Segment Start: Data extracts

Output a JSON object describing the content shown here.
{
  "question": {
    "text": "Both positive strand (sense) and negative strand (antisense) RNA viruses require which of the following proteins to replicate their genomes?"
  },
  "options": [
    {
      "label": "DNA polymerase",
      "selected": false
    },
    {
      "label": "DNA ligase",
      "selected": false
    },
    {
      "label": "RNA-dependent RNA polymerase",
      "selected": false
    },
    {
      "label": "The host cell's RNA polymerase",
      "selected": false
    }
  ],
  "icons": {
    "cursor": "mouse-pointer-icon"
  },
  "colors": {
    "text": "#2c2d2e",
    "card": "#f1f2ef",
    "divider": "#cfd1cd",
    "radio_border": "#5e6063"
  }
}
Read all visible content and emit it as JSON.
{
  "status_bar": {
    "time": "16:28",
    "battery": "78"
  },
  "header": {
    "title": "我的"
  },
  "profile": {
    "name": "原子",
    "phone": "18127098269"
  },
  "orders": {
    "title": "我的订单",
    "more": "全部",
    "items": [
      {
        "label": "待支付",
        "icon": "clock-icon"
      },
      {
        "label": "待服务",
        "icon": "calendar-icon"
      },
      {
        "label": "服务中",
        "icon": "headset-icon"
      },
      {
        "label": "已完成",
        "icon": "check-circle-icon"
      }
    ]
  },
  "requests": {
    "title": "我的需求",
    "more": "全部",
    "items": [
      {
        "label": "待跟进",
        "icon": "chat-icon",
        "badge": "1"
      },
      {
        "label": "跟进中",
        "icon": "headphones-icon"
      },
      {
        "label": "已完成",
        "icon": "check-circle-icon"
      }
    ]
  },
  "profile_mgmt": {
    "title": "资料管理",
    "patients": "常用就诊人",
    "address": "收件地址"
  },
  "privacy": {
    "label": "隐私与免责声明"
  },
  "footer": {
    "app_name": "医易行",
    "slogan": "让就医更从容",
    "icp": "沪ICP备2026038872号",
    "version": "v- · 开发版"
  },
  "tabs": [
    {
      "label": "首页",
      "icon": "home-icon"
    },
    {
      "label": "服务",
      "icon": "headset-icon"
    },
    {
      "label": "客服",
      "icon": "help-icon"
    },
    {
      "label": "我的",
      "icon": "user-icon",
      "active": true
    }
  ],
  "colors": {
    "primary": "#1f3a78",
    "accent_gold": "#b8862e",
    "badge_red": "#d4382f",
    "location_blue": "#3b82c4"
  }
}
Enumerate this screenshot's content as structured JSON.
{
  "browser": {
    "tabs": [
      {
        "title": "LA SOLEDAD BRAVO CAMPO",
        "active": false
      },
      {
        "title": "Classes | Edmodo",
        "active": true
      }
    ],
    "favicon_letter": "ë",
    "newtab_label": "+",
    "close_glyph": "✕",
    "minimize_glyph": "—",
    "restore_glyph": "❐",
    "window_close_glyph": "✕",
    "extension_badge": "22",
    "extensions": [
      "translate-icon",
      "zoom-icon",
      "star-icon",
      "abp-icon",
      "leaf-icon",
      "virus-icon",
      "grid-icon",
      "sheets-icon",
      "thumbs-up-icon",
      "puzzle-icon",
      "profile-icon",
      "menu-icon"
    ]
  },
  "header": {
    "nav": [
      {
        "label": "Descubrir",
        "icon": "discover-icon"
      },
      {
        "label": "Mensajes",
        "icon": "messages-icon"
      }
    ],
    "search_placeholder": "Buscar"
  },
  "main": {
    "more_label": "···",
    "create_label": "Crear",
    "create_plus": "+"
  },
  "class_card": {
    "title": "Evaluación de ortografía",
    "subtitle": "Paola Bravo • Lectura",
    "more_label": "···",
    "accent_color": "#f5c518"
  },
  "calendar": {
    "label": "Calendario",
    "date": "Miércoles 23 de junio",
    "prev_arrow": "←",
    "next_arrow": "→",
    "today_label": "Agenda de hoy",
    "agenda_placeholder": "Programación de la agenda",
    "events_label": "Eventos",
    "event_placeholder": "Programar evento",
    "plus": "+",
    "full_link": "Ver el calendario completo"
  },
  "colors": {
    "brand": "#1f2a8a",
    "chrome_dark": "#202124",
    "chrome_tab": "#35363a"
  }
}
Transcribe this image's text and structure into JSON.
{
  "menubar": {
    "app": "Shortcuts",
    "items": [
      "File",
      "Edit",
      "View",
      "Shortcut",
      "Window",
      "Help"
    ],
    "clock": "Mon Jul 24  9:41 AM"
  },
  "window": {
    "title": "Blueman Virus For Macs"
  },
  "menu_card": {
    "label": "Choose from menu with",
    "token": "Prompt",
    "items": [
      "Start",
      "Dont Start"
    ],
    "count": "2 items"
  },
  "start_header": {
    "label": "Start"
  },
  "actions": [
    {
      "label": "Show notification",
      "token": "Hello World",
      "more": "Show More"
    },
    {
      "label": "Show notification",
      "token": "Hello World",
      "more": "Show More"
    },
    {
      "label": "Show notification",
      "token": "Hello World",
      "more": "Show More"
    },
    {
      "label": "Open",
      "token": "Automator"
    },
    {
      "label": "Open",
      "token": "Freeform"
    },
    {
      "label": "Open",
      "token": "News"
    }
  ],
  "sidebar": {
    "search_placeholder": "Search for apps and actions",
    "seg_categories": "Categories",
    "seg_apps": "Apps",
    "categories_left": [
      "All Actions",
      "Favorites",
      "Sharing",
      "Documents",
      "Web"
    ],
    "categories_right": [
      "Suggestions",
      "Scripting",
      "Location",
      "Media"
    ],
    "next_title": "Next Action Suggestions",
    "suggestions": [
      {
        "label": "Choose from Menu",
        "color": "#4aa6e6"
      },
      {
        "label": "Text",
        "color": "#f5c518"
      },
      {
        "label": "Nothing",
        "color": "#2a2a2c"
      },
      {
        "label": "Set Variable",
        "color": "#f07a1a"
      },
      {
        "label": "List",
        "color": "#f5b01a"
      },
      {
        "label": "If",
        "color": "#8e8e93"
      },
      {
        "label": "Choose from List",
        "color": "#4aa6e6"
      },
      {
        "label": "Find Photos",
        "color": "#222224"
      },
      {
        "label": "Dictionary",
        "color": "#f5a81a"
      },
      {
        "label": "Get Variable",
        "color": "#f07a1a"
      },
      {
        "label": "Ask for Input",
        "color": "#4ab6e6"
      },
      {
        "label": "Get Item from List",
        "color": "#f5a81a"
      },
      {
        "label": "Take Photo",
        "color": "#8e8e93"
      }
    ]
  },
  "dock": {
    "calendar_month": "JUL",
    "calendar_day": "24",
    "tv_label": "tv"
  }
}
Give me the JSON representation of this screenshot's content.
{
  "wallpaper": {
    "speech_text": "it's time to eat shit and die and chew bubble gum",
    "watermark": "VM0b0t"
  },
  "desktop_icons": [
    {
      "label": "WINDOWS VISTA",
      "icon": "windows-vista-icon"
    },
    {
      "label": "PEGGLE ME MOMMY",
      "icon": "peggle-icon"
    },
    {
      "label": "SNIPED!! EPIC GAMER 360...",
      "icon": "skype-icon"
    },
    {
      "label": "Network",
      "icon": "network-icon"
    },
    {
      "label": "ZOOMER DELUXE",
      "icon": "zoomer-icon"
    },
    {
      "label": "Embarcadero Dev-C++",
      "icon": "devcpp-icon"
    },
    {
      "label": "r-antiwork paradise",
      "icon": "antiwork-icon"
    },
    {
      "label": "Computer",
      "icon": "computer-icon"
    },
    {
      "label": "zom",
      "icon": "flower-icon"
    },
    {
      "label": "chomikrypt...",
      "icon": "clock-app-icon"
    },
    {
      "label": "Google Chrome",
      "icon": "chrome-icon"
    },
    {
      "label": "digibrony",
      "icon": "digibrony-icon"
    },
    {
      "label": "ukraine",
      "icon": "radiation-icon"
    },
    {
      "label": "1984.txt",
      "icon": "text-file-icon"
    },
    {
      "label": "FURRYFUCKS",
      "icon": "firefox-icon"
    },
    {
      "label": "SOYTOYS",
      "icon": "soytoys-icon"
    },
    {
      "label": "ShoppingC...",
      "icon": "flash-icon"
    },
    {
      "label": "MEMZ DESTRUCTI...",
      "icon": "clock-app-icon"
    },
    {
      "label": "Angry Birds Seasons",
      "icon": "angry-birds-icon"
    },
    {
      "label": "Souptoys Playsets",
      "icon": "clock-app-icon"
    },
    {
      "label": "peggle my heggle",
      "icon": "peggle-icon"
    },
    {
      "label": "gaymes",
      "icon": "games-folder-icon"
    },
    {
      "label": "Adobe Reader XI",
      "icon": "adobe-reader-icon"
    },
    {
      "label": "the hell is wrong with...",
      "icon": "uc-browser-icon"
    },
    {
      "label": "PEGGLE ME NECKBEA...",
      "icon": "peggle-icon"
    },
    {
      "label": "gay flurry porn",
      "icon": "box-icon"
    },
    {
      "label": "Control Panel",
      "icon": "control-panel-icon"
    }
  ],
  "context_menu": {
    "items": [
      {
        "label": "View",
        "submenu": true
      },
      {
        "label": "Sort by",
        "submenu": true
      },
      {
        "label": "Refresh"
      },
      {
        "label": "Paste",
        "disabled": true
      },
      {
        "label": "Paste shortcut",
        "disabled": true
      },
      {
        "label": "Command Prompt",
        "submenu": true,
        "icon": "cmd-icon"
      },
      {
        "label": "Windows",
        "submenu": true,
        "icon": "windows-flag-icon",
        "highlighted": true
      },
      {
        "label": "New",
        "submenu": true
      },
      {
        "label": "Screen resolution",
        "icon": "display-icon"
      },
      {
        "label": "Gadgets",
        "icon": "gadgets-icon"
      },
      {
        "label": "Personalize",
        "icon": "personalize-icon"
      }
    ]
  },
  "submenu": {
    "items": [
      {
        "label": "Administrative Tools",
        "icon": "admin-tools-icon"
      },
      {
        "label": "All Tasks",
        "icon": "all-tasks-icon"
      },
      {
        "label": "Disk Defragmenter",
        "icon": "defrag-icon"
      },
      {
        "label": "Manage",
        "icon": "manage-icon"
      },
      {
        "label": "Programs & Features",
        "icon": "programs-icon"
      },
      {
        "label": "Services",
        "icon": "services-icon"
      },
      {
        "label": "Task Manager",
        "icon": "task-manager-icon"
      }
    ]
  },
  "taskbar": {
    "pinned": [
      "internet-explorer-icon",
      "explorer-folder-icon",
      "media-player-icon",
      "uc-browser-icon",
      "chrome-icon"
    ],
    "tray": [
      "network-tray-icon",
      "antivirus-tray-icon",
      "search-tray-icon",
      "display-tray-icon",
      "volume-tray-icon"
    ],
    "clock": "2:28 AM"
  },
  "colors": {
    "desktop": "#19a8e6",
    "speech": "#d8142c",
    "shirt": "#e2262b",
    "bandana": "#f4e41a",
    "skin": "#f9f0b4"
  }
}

Segment End: Data extracts

**What you will do**
Within the data above, filter for lines containing the word "time" and copy each one.

**Solution to the problem**
    "time": "16:28",
    "speech_text": "it's time to eat shit and die and chew bubble gum",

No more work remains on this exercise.